- Set problem -
Using the data below, tally the lines that include the string "constitue". Only the number is wanted.

----

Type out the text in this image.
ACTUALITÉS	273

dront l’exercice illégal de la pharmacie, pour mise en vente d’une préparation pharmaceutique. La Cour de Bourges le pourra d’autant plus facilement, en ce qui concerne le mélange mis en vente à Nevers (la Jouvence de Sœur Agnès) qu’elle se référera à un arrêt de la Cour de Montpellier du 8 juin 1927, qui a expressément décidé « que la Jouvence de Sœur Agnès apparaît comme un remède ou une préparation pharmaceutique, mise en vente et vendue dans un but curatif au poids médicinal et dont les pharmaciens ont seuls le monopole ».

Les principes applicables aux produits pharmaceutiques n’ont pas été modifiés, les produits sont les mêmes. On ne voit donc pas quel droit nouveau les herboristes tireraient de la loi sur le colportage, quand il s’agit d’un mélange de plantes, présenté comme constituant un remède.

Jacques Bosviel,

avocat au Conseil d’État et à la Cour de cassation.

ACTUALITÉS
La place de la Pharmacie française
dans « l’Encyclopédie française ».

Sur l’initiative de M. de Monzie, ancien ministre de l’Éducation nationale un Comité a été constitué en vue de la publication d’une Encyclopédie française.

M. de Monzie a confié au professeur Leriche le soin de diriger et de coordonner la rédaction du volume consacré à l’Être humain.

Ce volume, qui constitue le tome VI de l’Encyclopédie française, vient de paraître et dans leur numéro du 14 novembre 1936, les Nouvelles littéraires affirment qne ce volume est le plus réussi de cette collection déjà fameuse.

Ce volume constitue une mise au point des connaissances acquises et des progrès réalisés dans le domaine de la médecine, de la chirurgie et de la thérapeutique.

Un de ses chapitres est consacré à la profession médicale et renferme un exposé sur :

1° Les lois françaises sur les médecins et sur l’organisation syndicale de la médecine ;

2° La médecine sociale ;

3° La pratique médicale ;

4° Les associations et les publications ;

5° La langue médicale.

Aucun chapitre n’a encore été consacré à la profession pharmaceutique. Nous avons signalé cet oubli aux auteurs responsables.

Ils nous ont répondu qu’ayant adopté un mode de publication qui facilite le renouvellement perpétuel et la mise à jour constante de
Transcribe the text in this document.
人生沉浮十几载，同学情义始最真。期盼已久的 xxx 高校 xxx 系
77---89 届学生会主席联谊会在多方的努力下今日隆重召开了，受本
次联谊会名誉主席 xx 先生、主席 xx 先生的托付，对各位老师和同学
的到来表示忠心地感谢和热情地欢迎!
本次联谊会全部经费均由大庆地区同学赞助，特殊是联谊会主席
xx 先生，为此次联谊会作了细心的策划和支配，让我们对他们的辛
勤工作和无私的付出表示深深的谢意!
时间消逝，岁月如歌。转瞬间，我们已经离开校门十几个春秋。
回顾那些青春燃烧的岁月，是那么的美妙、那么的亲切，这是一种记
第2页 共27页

----

- Complete answer -
2